Exercise description: Locate all lines in the data below that hold "chronique" and show them.
── Data to process ──
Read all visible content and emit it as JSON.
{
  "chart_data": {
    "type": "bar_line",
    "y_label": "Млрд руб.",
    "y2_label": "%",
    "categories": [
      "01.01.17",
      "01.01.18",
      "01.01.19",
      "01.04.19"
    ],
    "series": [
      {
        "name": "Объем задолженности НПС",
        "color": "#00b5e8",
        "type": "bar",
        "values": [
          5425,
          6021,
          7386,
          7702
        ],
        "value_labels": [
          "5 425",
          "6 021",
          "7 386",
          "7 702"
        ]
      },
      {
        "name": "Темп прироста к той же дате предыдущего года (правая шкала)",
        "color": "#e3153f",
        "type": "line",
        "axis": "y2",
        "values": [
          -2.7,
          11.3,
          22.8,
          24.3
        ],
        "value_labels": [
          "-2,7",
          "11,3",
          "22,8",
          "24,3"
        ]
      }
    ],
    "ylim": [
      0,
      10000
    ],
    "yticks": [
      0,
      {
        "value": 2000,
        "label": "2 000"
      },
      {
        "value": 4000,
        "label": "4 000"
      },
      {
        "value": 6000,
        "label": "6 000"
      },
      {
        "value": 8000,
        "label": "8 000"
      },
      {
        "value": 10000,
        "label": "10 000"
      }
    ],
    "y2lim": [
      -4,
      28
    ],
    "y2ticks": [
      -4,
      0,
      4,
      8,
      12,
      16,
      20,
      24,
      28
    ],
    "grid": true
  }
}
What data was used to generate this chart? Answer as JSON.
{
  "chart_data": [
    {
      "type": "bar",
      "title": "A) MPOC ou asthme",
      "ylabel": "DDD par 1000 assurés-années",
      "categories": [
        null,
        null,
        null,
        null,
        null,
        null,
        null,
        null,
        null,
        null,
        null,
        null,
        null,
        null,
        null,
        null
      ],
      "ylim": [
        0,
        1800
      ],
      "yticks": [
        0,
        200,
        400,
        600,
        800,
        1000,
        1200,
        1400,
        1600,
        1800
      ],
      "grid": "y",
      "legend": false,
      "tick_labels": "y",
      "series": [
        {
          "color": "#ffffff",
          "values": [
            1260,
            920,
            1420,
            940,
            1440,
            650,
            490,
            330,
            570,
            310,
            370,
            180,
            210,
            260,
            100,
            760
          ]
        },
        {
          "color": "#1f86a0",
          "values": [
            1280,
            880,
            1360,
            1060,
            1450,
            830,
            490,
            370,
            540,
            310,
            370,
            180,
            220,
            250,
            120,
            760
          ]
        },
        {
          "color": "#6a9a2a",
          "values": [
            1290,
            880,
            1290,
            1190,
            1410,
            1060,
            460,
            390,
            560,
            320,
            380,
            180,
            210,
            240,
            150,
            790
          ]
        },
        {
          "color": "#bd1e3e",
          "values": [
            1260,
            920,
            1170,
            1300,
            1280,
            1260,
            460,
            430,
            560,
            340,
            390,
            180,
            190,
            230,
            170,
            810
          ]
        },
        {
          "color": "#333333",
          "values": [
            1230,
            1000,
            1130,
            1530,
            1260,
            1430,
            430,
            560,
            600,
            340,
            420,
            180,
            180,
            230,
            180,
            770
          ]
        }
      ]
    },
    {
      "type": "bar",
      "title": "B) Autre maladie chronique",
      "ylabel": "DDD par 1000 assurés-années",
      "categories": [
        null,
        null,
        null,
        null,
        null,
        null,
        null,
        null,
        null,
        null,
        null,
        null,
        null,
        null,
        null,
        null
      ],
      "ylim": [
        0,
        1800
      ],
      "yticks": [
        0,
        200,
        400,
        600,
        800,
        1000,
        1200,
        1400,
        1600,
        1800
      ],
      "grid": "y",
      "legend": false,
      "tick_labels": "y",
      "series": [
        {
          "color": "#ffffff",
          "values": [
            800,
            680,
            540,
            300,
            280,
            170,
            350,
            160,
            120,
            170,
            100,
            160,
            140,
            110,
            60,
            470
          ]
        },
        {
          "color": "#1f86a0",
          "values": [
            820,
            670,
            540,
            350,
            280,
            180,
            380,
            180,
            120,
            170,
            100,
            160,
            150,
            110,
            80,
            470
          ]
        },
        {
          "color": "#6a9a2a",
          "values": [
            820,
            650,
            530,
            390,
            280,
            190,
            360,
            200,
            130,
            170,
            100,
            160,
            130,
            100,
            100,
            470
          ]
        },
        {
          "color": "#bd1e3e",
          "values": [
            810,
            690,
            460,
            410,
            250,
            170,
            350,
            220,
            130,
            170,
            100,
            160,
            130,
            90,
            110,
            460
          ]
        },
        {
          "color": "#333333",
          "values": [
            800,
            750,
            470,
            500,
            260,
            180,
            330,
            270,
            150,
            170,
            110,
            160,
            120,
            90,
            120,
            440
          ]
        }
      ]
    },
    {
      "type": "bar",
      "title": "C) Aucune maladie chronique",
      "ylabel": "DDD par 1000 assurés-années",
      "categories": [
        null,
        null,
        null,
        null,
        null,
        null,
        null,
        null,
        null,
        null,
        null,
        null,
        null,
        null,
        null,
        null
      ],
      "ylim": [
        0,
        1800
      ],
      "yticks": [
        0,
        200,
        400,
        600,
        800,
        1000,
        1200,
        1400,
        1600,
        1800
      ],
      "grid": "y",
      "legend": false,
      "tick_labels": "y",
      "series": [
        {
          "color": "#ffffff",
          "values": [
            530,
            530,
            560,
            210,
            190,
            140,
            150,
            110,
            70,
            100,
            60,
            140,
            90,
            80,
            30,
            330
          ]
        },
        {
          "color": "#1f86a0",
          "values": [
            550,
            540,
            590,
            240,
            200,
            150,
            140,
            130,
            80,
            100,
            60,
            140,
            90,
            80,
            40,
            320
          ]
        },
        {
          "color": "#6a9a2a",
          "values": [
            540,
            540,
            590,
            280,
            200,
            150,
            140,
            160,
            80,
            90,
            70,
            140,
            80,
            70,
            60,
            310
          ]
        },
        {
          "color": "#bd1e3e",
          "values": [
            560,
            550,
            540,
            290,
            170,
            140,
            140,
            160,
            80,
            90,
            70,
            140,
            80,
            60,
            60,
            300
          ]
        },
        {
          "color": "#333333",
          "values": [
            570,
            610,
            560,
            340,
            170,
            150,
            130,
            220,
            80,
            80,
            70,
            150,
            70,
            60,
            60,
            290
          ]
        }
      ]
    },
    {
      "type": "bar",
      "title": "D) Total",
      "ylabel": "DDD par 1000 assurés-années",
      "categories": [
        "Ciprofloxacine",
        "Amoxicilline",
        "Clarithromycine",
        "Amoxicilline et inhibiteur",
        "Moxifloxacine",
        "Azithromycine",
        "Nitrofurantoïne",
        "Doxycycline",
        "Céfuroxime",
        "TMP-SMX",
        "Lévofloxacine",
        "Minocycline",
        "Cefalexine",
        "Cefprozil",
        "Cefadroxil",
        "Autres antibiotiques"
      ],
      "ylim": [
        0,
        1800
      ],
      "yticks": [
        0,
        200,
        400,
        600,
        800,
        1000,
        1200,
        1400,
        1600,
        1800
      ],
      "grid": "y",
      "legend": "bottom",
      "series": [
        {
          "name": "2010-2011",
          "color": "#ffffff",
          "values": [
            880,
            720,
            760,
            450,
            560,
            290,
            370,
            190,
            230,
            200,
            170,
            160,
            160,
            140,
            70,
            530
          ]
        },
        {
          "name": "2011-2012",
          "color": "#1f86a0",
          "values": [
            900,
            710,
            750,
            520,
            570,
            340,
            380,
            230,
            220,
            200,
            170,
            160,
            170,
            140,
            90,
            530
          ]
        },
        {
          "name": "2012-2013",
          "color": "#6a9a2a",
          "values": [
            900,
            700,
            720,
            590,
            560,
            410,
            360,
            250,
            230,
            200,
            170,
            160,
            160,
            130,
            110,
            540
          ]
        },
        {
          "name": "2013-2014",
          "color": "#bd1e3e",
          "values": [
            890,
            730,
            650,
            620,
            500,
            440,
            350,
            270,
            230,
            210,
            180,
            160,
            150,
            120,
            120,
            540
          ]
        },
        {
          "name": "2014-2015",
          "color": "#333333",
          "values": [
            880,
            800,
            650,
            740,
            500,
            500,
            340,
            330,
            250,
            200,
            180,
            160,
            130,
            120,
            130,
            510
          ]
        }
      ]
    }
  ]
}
───
Response:
      "title": "B) Autre maladie chronique",
      "title": "C) Aucune maladie chronique",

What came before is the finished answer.